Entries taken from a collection
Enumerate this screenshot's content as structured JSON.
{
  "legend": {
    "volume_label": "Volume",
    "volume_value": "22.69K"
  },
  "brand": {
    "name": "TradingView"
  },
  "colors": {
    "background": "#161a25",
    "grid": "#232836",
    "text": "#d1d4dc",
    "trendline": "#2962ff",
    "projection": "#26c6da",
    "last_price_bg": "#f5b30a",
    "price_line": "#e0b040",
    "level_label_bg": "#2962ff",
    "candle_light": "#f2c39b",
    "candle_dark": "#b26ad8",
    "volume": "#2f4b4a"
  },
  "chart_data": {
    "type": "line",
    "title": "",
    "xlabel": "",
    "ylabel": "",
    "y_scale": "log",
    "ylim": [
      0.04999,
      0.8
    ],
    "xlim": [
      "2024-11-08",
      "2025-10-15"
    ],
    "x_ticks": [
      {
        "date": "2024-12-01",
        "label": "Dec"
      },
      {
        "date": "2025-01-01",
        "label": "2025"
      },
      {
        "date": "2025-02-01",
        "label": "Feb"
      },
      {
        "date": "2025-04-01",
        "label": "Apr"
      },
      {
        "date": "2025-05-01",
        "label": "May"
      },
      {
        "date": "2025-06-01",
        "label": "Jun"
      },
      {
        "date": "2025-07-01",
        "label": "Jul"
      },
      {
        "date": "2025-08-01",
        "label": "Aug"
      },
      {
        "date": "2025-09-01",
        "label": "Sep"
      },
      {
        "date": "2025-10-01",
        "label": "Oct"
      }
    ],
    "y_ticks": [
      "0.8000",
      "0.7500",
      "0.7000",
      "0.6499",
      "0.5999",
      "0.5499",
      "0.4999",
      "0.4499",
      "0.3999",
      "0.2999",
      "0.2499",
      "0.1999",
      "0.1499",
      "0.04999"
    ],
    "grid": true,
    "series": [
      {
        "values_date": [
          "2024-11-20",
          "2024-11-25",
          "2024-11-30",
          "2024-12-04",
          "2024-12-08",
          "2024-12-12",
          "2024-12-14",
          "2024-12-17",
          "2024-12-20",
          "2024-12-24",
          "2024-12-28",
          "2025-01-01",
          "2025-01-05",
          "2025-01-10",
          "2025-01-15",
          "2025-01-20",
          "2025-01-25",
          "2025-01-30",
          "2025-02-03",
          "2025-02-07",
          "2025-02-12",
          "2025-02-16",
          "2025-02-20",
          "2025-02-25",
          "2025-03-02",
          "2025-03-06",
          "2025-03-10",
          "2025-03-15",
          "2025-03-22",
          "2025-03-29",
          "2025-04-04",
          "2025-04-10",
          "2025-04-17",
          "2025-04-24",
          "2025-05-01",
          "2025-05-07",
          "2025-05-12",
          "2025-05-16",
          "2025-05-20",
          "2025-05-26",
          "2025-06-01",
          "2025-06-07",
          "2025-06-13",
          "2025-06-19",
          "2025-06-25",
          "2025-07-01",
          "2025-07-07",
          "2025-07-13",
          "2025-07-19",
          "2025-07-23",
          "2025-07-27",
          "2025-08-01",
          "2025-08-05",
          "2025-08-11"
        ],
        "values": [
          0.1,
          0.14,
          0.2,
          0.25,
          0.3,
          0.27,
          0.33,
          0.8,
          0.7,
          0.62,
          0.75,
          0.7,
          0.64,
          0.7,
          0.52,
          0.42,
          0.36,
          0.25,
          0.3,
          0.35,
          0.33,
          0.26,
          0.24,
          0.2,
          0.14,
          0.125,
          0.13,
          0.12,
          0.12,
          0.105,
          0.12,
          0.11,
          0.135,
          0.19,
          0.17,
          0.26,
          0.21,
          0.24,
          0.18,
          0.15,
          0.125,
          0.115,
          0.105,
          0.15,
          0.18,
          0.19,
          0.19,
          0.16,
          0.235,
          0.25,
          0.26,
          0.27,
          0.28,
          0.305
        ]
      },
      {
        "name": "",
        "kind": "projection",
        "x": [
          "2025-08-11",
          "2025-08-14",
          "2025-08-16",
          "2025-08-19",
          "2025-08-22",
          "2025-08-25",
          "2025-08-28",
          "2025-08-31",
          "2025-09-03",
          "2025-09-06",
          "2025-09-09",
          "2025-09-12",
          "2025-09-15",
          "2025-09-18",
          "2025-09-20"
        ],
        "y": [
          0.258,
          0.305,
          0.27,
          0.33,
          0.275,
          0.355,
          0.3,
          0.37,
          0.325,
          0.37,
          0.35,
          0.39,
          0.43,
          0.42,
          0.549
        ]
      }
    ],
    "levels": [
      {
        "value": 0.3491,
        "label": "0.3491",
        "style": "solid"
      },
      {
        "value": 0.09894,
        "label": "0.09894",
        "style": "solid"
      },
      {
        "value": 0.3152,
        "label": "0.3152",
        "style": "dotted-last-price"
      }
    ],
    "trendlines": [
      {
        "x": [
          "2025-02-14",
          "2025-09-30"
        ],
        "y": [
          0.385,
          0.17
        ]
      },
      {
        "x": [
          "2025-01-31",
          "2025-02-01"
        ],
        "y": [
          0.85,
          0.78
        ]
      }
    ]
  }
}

> [Written instruction]: Gather each line in the data that holds the string "projection".

> [Task answer]:
    "projection": "#26c6da",
        "kind": "projection",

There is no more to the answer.